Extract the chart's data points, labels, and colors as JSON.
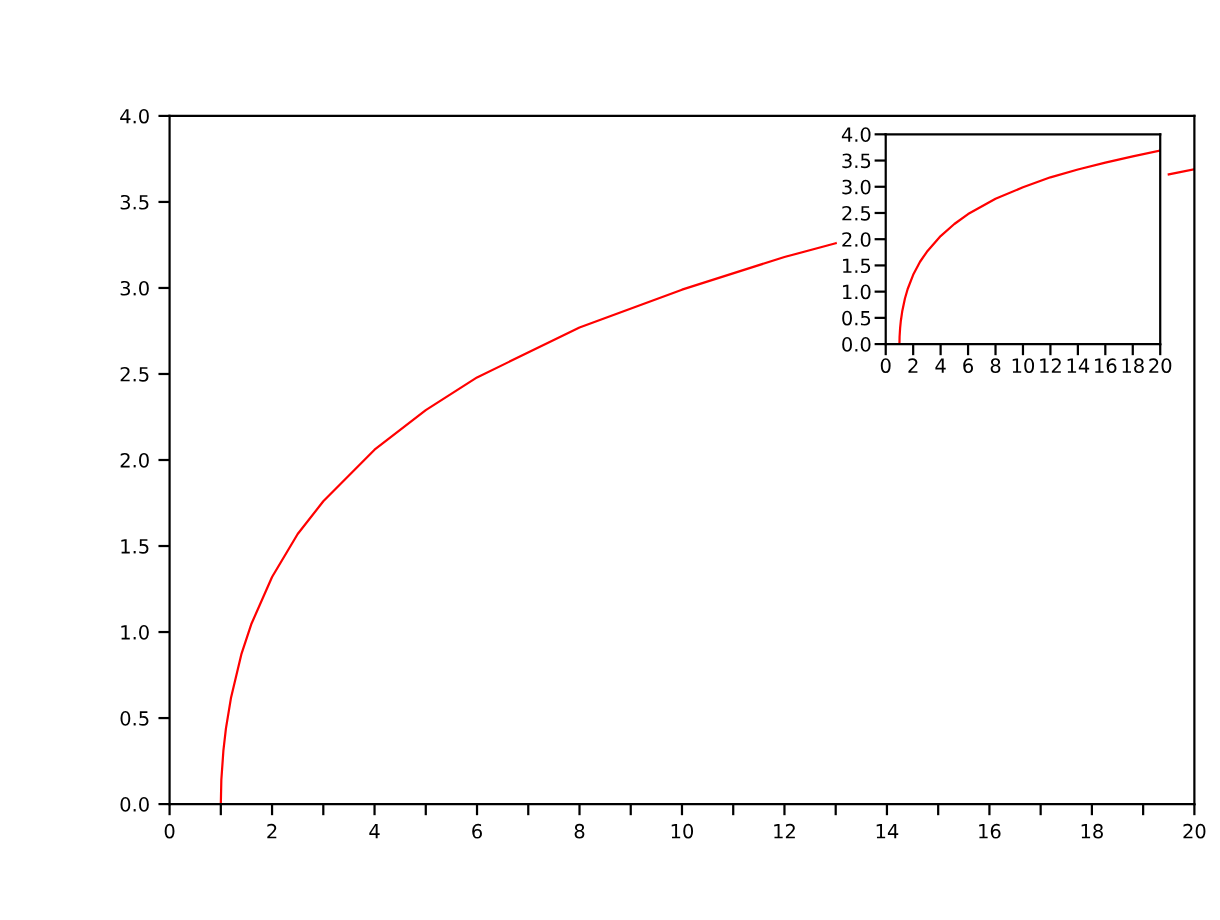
{
  "chart_data": [
    {
      "type": "line",
      "x": [
        1,
        1.01,
        1.05,
        1.1,
        1.2,
        1.4,
        1.6,
        2,
        2.5,
        3,
        4,
        5,
        6,
        8,
        10,
        12,
        13,
        14,
        15,
        16,
        17,
        18,
        19,
        19.5,
        20
      ],
      "series": [
        {
          "color": "#ff0000",
          "values": [
            0,
            0.14,
            0.31,
            0.44,
            0.62,
            0.87,
            1.05,
            1.32,
            1.57,
            1.76,
            2.06,
            2.29,
            2.48,
            2.77,
            2.99,
            3.18,
            3.26,
            null,
            null,
            null,
            null,
            null,
            null,
            3.66,
            3.69
          ]
        }
      ],
      "xlim": [
        0,
        20
      ],
      "ylim": [
        0,
        4
      ],
      "xticks": [
        0,
        {
          "value": 1,
          "label": null
        },
        2,
        {
          "value": 3,
          "label": null
        },
        4,
        {
          "value": 5,
          "label": null
        },
        6,
        {
          "value": 7,
          "label": null
        },
        8,
        {
          "value": 9,
          "label": null
        },
        10,
        {
          "value": 11,
          "label": null
        },
        12,
        {
          "value": 13,
          "label": null
        },
        14,
        {
          "value": 15,
          "label": null
        },
        16,
        {
          "value": 17,
          "label": null
        },
        18,
        {
          "value": 19,
          "label": null
        },
        20
      ],
      "yticks": [
        {
          "value": 0,
          "label": "0.0"
        },
        0.5,
        {
          "value": 1,
          "label": "1.0"
        },
        1.5,
        {
          "value": 2,
          "label": "2.0"
        },
        2.5,
        {
          "value": 3,
          "label": "3.0"
        },
        3.5,
        {
          "value": 4,
          "label": "4.0"
        }
      ],
      "grid": false,
      "legend": false,
      "marker": "none",
      "line_style": "solid"
    },
    {
      "type": "line",
      "x": [
        1,
        1.01,
        1.05,
        1.1,
        1.2,
        1.4,
        1.6,
        2,
        2.5,
        3,
        4,
        5,
        6,
        8,
        10,
        12,
        14,
        16,
        18,
        20
      ],
      "series": [
        {
          "color": "#ff0000",
          "values": [
            0,
            0.14,
            0.31,
            0.44,
            0.62,
            0.87,
            1.05,
            1.32,
            1.57,
            1.76,
            2.06,
            2.29,
            2.48,
            2.77,
            2.99,
            3.18,
            3.33,
            3.46,
            3.58,
            3.69
          ]
        }
      ],
      "xlim": [
        0,
        20
      ],
      "ylim": [
        0,
        4
      ],
      "xticks": [
        0,
        2,
        4,
        6,
        8,
        10,
        12,
        14,
        16,
        18,
        20
      ],
      "yticks": [
        {
          "value": 0,
          "label": "0.0"
        },
        0.5,
        {
          "value": 1,
          "label": "1.0"
        },
        1.5,
        {
          "value": 2,
          "label": "2.0"
        },
        2.5,
        {
          "value": 3,
          "label": "3.0"
        },
        3.5,
        {
          "value": 4,
          "label": "4.0"
        }
      ],
      "grid": false,
      "legend": false,
      "marker": "none",
      "line_style": "solid"
    }
  ]
}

> [Short exercise]: Copy every line above word for word and exclude the pictures.

> [Expected answer]:
Extract the chart's data points, labels, and colors as JSON.
{
  "chart_data": [
    {
      "type": "line",
      "x": [
        1,
        1.01,
        1.05,
        1.1,
        1.2,
        1.4,
        1.6,
        2,
        2.5,
        3,
        4,
        5,
        6,
        8,
        10,
        12,
        13,
        14,
        15,
        16,
        17,
        18,
        19,
        19.5,
        20
      ],
      "series": [
        {
          "color": "#ff0000",
          "values": [
            0,
            0.14,
            0.31,
            0.44,
            0.62,
            0.87,
            1.05,
            1.32,
            1.57,
            1.76,
            2.06,
            2.29,
            2.48,
            2.77,
            2.99,
            3.18,
            3.26,
            null,
            null,
            null,
            null,
            null,
            null,
            3.66,
            3.69
          ]
        }
      ],
      "xlim": [
        0,
        20
      ],
      "ylim": [
        0,
        4
      ],
      "xticks": [
        0,
        {
          "value": 1,
          "label": null
        },
        2,
        {
          "value": 3,
          "label": null
        },
        4,
        {
          "value": 5,
          "label": null
        },
        6,
        {
          "value": 7,
          "label": null
        },
        8,
        {
          "value": 9,
          "label": null
        },
        10,
        {
          "value": 11,
          "label": null
        },
        12,
        {
          "value": 13,
          "label": null
        },
        14,
        {
          "value": 15,
          "label": null
        },
        16,
        {
          "value": 17,
          "label": null
        },
        18,
        {
          "value": 19,
          "label": null
        },
        20
      ],
      "yticks": [
        {
          "value": 0,
          "label": "0.0"
        },
        0.5,
        {
          "value": 1,
          "label": "1.0"
        },
        1.5,
        {
          "value": 2,
          "label": "2.0"
        },
        2.5,
        {
          "value": 3,
          "label": "3.0"
        },
        3.5,
        {
          "value": 4,
          "label": "4.0"
        }
      ],
      "grid": false,
      "legend": false,
      "marker": "none",
      "line_style": "solid"
    },
    {
      "type": "line",
      "x": [
        1,
        1.01,
        1.05,
        1.1,
        1.2,
        1.4,
        1.6,
        2,
        2.5,
        3,
        4,
        5,
        6,
        8,
        10,
        12,
        14,
        16,
        18,
        20
      ],
      "series": [
        {
          "color": "#ff0000",
          "values": [
            0,
            0.14,
            0.31,
            0.44,
            0.62,
            0.87,
            1.05,
            1.32,
            1.57,
            1.76,
            2.06,
            2.29,
            2.48,
            2.77,
            2.99,
            3.18,
            3.33,
            3.46,
            3.58,
            3.69
          ]
        }
      ],
      "xlim": [
        0,
        20
      ],
      "ylim": [
        0,
        4
      ],
      "xticks": [
        0,
        2,
        4,
        6,
        8,
        10,
        12,
        14,
        16,
        18,
        20
      ],
      "yticks": [
        {
          "value": 0,
          "label": "0.0"
        },
        0.5,
        {
          "value": 1,
          "label": "1.0"
        },
        1.5,
        {
          "value": 2,
          "label": "2.0"
        },
        2.5,
        {
          "value": 3,
          "label": "3.0"
        },
        3.5,
        {
          "value": 4,
          "label": "4.0"
        }
      ],
      "grid": false,
      "legend": false,
      "marker": "none",
      "line_style": "solid"
    }
  ]
}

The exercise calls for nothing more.